── Fragmento de página ──

A la 1:45 de la madrugada quedaban tres jugadores. El tipo gordo, blanco, alto, de cadenón de oro, tiró la última carta sobre la mesa, que estaba cubierta con hule barato y polvo de cenizas y manchas de café. “¡Caballerroj, ejto ej mío!”, dijo el tipo y saludó a una gradería invisible quitándose y poniéndose una gorra de los Bravos de Atlanta. Cuando se levantó tenía en los bolsillos 350 dólares y 1.800 pesos cubanos. Como estaba contento le dio a María 300 pesos. Desde que se inició la partida, alrededor de las cinco de la tarde, ella les servía café, refrescos y agua fría. Este es el negocio de María Eugenia. Una negra esbelta, 35 años, divorciada de un economista, una hija de ocho años. “Estábamos pasando las de Caín —recuerda María—. No teníamos ni ropa que ponernos y comíamos lo de la libreta y punto.”

En “Casta de robles”, Rivero toca uno de los problemas más sensibles hoy en Cuba, el nacionalismo:

¿Cómo somos los cubanos de fin de siglo? He aquí una pregunta para estremecer a cartománticos, científicos, cubanólogos y babalaos, pero para cualquier funcionario comunista criollo es pura sencillez: los cubanos, al menos los de la isla, somos valientes, decididos, antimperialistas e invencibles. El siniestro nacionalismo artificial creado a través de una prensa concebida bajo un síndrome de Down, ha conseguido convertir a muchos ciudadanos de este país en coprófagos universales, título que en buen cubano tiene un adjetivo más sonoro y poderoso.

───

• Tarea requerida A:
Enumera los adjetivos con que, según el fragmento sobre Cuba, cualquier funcionario comunista criollo describe a los cubanos de la isla.
• Tarea requerida B:
Según el fragmento sobre Cuba, ¿a qué hora aproximada se inició la partida de cartas?
• Tarea requerida C:
Resume el fragmento sobre Cuba en dos oraciones.

── Datos ──

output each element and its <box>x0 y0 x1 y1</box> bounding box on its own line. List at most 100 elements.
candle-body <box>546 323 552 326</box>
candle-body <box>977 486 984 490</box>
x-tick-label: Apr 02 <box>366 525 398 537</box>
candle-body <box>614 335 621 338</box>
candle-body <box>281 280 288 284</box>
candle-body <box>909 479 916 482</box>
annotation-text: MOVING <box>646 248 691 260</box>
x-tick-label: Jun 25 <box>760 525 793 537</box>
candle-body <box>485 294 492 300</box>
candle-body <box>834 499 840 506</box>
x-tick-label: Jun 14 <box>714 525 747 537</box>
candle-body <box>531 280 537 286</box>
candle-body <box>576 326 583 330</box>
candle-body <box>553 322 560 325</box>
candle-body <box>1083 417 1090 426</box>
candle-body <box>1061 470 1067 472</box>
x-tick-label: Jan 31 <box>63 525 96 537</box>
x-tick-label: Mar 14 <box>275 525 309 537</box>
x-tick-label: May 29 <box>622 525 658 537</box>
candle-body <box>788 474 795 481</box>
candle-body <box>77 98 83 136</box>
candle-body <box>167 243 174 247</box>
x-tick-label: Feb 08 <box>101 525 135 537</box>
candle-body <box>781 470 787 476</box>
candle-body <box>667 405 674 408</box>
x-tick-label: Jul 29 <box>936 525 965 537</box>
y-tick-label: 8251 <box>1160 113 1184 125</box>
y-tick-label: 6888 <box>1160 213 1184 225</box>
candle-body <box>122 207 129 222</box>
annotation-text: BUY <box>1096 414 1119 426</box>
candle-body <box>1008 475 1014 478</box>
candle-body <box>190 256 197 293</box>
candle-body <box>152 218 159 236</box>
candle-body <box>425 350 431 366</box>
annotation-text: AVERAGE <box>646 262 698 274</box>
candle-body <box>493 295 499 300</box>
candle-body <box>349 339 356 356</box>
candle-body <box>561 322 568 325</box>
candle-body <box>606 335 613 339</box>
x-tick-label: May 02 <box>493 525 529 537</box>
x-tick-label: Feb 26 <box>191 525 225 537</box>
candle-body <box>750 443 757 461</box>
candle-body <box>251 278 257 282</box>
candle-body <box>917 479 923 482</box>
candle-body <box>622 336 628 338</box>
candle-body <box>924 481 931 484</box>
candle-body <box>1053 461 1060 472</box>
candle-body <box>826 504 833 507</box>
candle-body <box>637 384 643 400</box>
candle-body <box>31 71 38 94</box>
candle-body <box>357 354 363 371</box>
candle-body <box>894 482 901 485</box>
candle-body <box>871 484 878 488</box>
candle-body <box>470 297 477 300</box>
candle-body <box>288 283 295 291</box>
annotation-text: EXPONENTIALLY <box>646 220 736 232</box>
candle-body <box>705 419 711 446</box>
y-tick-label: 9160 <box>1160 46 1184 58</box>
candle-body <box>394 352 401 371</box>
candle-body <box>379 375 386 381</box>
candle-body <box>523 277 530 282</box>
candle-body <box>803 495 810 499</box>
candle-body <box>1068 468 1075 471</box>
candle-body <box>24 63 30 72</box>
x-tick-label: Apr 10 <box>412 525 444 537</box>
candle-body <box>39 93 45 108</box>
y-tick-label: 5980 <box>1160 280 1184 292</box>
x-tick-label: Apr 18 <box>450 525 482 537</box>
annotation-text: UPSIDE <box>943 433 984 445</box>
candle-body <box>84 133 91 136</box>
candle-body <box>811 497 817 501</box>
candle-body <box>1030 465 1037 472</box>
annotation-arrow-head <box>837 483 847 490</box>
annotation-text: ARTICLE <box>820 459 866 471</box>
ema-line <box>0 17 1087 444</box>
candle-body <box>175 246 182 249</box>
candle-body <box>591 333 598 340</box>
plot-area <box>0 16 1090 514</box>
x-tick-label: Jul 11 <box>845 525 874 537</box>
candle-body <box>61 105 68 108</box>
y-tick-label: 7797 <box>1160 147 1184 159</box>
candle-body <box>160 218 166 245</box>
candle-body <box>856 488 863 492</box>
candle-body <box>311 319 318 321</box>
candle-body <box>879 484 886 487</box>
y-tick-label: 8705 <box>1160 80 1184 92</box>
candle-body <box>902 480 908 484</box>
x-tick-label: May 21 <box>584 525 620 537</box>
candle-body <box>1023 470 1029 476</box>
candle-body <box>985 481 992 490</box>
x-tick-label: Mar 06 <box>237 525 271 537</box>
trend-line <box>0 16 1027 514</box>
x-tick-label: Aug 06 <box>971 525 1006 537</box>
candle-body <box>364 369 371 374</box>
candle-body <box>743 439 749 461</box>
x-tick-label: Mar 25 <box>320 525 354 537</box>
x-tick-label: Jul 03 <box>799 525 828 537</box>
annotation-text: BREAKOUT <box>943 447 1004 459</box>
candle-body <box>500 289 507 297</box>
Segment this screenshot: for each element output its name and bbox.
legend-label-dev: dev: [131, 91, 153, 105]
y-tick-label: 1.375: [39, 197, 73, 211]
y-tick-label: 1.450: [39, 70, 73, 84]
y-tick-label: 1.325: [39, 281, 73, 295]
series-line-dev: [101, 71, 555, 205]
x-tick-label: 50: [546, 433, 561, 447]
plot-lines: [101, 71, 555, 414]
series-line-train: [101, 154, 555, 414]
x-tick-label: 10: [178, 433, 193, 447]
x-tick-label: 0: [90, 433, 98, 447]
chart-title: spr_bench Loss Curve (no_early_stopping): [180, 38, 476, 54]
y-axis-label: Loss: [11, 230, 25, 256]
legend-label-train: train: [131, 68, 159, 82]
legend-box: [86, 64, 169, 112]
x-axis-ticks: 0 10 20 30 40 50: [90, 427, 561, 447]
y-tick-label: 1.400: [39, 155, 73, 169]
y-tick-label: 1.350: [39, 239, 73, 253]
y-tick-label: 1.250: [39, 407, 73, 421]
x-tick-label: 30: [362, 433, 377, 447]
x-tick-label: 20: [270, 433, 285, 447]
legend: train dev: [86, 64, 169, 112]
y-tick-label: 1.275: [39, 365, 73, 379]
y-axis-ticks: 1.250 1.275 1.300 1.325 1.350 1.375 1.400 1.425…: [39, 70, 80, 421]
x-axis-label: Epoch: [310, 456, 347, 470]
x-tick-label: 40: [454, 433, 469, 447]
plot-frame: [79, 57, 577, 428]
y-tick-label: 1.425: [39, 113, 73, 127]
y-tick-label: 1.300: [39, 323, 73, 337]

───
── Datos ──

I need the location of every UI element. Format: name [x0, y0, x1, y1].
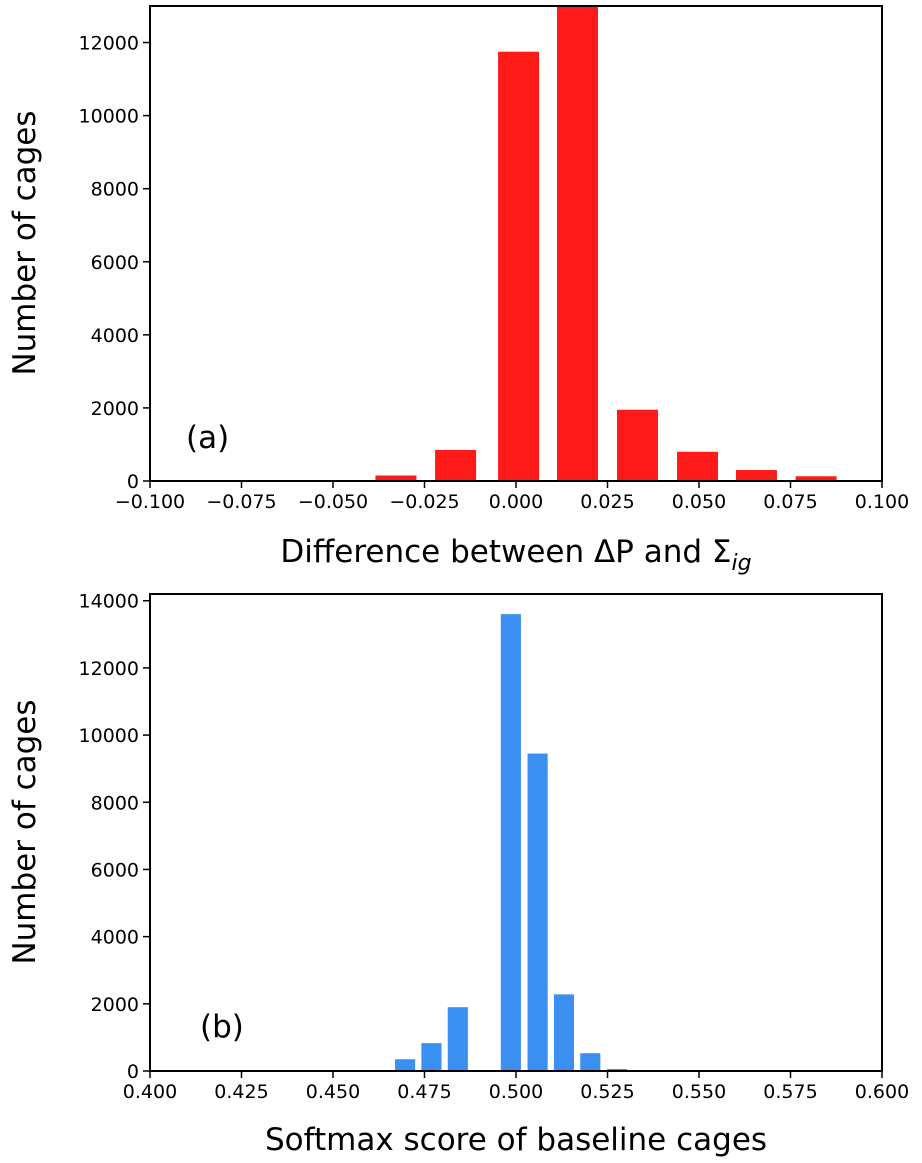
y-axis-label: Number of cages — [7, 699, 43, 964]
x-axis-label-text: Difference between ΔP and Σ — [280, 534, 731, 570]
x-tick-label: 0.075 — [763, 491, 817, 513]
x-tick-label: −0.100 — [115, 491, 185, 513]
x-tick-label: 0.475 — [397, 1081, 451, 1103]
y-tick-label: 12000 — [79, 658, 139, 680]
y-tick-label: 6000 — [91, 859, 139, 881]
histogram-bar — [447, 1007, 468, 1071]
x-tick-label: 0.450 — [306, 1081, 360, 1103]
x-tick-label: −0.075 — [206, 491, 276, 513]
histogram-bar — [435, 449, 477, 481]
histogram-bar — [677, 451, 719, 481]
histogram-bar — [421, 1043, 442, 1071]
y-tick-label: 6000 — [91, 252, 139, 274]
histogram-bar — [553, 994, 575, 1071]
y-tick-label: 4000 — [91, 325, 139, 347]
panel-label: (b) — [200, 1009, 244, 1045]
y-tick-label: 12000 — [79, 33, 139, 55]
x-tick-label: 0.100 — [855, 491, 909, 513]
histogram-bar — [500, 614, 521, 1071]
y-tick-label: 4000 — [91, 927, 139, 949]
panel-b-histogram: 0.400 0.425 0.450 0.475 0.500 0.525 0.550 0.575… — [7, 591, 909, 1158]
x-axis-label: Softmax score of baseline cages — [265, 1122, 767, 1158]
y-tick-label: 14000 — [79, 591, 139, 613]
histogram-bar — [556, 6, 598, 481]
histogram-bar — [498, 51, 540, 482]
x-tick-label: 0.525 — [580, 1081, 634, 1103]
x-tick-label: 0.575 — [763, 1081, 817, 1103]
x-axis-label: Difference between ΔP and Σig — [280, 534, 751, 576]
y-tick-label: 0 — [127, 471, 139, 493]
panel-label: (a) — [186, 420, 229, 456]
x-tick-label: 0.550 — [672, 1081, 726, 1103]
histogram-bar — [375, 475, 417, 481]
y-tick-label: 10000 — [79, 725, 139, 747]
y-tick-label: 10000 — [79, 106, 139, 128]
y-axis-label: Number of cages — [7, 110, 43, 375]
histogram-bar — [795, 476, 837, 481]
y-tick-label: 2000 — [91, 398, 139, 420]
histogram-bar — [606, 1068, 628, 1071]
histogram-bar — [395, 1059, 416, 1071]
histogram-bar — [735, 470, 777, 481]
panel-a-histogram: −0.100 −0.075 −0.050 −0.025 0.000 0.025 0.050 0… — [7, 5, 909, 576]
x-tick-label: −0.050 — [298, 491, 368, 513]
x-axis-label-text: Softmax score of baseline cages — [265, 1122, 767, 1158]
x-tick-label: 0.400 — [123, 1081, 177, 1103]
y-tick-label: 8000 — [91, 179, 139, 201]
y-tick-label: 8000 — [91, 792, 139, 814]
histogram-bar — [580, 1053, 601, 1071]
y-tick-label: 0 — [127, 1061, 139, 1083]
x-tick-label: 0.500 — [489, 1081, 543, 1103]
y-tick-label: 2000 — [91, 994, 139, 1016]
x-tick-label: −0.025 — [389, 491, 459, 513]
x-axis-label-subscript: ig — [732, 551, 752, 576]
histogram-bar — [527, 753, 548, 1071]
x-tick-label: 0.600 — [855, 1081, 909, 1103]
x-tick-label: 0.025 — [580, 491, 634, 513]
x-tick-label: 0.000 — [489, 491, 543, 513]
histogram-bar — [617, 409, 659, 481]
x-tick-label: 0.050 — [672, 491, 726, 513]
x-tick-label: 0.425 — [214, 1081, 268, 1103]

───
── Datos ──

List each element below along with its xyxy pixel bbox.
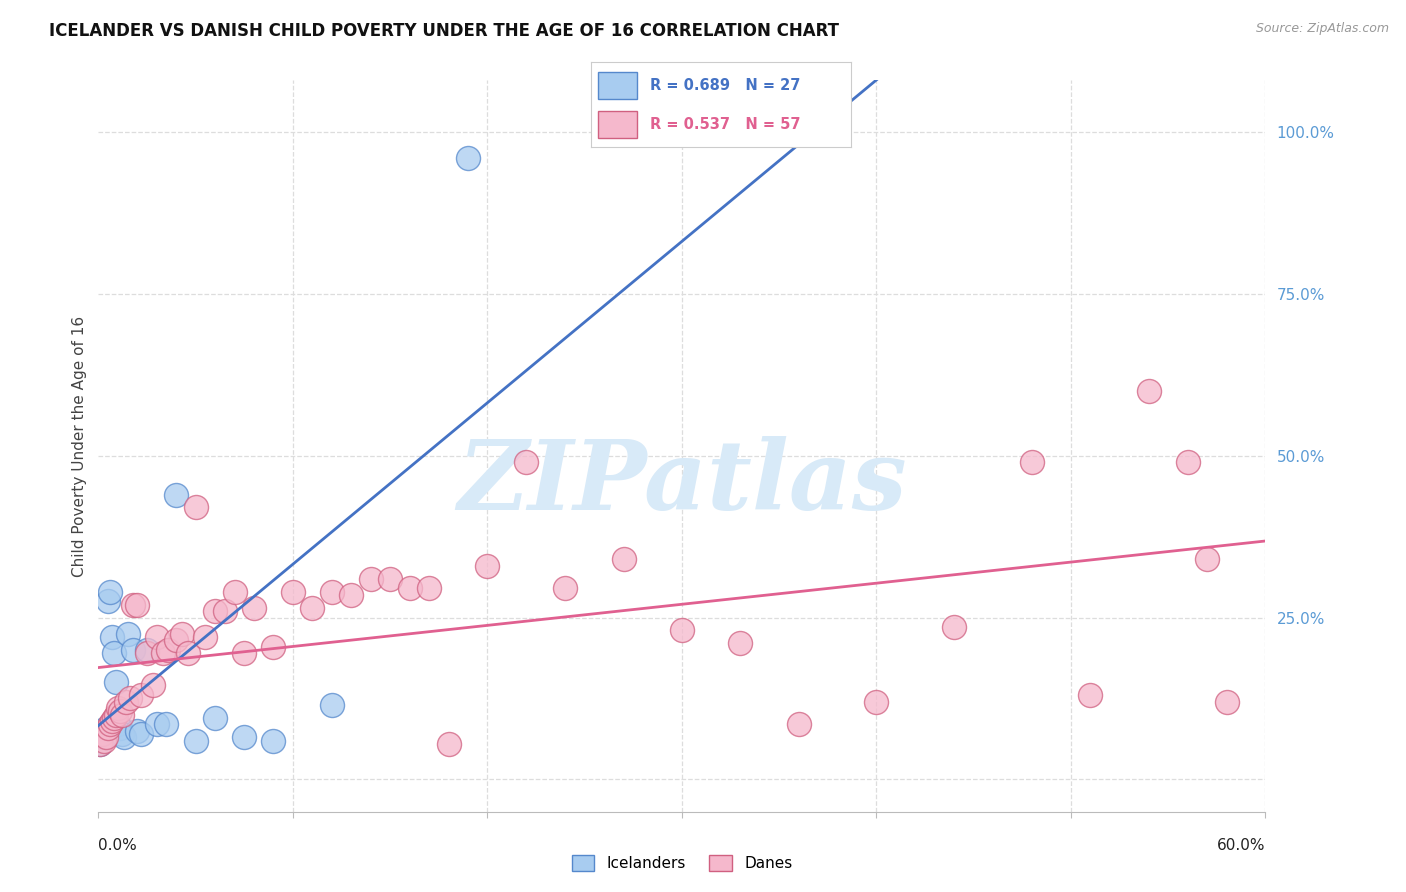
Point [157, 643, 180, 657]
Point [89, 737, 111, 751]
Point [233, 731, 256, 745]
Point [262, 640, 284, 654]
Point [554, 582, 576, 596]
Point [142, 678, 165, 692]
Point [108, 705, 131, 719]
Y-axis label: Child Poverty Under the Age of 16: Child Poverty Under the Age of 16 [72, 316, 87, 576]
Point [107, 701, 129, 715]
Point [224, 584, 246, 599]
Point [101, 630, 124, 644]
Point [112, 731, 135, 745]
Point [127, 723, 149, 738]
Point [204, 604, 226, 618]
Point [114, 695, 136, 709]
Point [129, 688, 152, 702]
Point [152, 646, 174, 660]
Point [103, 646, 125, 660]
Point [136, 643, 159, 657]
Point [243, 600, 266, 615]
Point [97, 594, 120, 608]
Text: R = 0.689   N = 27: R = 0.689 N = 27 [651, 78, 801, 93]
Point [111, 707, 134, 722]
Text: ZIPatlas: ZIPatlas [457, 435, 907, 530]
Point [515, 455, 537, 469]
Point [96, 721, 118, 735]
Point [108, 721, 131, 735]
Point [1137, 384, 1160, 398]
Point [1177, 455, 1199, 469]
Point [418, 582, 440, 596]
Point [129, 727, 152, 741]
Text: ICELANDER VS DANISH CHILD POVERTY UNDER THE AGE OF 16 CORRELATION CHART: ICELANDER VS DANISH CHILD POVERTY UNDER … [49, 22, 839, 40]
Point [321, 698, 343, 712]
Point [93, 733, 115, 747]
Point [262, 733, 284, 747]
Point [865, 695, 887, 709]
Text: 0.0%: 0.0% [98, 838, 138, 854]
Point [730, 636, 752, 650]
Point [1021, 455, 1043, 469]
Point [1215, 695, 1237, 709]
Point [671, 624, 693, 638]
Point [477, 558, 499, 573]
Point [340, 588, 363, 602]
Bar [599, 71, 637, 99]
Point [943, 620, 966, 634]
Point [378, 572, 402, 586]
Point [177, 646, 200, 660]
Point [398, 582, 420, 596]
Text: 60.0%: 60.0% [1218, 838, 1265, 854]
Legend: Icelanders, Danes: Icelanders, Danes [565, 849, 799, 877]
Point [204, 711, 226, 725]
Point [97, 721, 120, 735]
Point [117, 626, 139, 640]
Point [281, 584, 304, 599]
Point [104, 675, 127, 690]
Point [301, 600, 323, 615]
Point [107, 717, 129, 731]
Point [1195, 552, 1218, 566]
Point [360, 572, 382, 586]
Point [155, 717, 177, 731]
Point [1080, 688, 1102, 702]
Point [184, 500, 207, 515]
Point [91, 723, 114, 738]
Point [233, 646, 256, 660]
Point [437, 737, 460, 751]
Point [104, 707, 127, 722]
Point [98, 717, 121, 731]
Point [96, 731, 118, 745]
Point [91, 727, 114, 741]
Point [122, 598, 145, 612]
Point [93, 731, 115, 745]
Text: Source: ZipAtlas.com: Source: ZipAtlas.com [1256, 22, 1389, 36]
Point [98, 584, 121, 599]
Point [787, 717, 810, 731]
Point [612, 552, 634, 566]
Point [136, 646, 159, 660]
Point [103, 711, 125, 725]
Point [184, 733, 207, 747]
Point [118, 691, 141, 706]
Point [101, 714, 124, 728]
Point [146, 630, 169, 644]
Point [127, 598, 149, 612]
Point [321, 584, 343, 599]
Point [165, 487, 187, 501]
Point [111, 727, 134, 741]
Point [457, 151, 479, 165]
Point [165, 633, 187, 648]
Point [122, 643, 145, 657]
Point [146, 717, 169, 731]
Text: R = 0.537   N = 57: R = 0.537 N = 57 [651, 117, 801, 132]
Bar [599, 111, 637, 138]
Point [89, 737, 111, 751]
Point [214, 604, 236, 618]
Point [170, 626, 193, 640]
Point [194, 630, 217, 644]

───

• Respuesta desarrollada A:
valientes, decididos, antimperialistas, invencibles

• Respuesta desarrollada B:
Alrededor de las cinco de la tarde.

• Respuesta desarrollada C:
En una partida de cartas que es el negocio de María Eugenia, el ganador se levanta a la 1:45 de la madrugada con 350 dólares y 1.800 pesos cubanos y le da 300 pesos a ella, que sirvió café, refrescos y agua fría desde la tarde. En "Casta de robles", Rivero aborda el nacionalismo y sostiene que un siniestro nacionalismo artificial, creado a través de la prensa, ha degradado a muchos ciudadanos del país.